### SOURCE RECORDS

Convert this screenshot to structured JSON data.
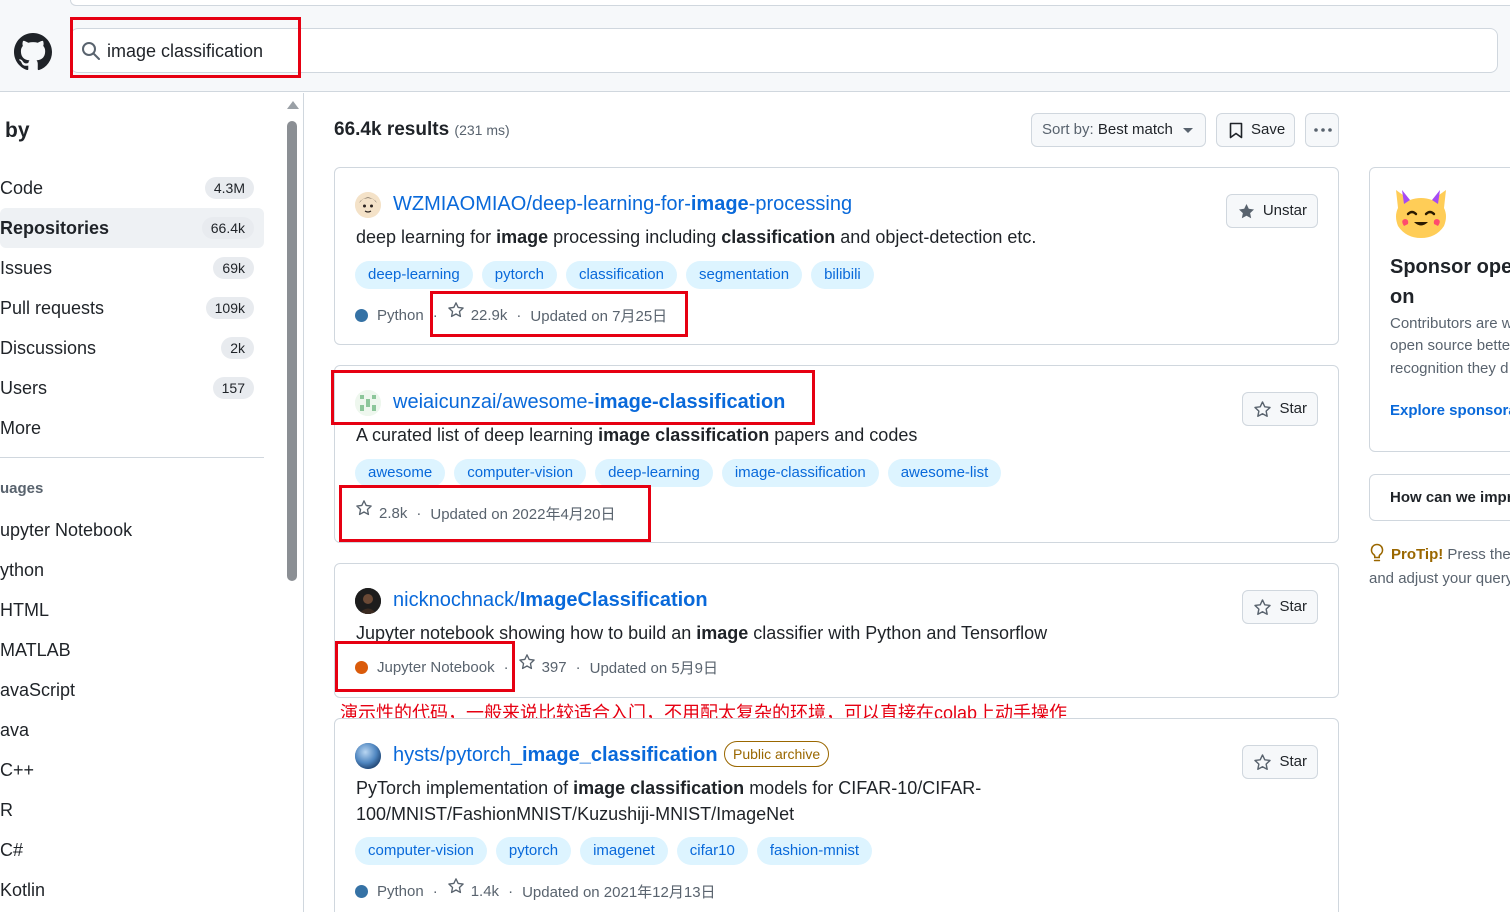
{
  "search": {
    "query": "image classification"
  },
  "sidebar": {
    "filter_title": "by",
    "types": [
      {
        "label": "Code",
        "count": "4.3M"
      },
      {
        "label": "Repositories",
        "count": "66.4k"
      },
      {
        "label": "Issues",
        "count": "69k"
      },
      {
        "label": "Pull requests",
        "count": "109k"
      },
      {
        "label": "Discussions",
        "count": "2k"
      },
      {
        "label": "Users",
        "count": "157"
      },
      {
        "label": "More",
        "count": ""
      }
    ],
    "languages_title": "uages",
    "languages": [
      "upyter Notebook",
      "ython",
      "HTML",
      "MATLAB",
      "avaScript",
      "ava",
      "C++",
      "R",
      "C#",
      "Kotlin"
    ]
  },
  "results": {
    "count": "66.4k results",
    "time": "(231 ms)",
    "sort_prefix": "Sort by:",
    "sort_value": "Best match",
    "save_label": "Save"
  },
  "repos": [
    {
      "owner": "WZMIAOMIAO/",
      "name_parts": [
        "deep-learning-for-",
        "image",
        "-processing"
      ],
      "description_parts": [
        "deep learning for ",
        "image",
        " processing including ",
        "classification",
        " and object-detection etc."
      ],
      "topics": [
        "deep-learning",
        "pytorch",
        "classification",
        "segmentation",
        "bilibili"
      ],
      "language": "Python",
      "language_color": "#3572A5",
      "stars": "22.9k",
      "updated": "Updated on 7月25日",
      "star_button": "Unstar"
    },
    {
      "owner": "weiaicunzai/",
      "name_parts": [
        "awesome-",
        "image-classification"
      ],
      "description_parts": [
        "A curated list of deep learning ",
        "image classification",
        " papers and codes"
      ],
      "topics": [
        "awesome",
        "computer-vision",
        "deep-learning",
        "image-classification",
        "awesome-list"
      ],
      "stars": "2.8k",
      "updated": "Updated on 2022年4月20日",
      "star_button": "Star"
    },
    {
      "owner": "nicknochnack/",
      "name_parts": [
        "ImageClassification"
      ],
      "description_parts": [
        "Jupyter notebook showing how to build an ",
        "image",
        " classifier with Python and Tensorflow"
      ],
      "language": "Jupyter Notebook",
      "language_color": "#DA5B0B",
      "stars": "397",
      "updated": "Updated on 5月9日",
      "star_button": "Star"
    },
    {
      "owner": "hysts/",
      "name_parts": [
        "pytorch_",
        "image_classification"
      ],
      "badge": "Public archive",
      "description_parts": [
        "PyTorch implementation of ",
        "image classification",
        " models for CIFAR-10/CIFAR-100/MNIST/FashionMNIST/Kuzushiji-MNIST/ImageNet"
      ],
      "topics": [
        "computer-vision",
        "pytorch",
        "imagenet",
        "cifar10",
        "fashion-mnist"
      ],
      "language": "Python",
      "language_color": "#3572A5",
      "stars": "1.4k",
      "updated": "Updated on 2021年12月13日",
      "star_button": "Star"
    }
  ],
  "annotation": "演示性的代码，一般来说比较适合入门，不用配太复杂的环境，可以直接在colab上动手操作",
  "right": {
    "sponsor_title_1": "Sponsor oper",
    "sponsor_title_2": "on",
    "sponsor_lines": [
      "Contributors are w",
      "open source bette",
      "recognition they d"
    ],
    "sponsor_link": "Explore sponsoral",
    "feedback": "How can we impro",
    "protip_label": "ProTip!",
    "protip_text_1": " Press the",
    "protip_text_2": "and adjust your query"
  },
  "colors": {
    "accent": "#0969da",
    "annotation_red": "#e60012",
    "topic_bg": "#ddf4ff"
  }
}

### GIVEN PROBLEM
Set out every line from the material that contains the string "deep".

### EXERCISE SOLUTION
        "deep-learning-for-",
        "deep learning for ",
        "deep-learning",
        "A curated list of deep learning ",
        "deep-learning",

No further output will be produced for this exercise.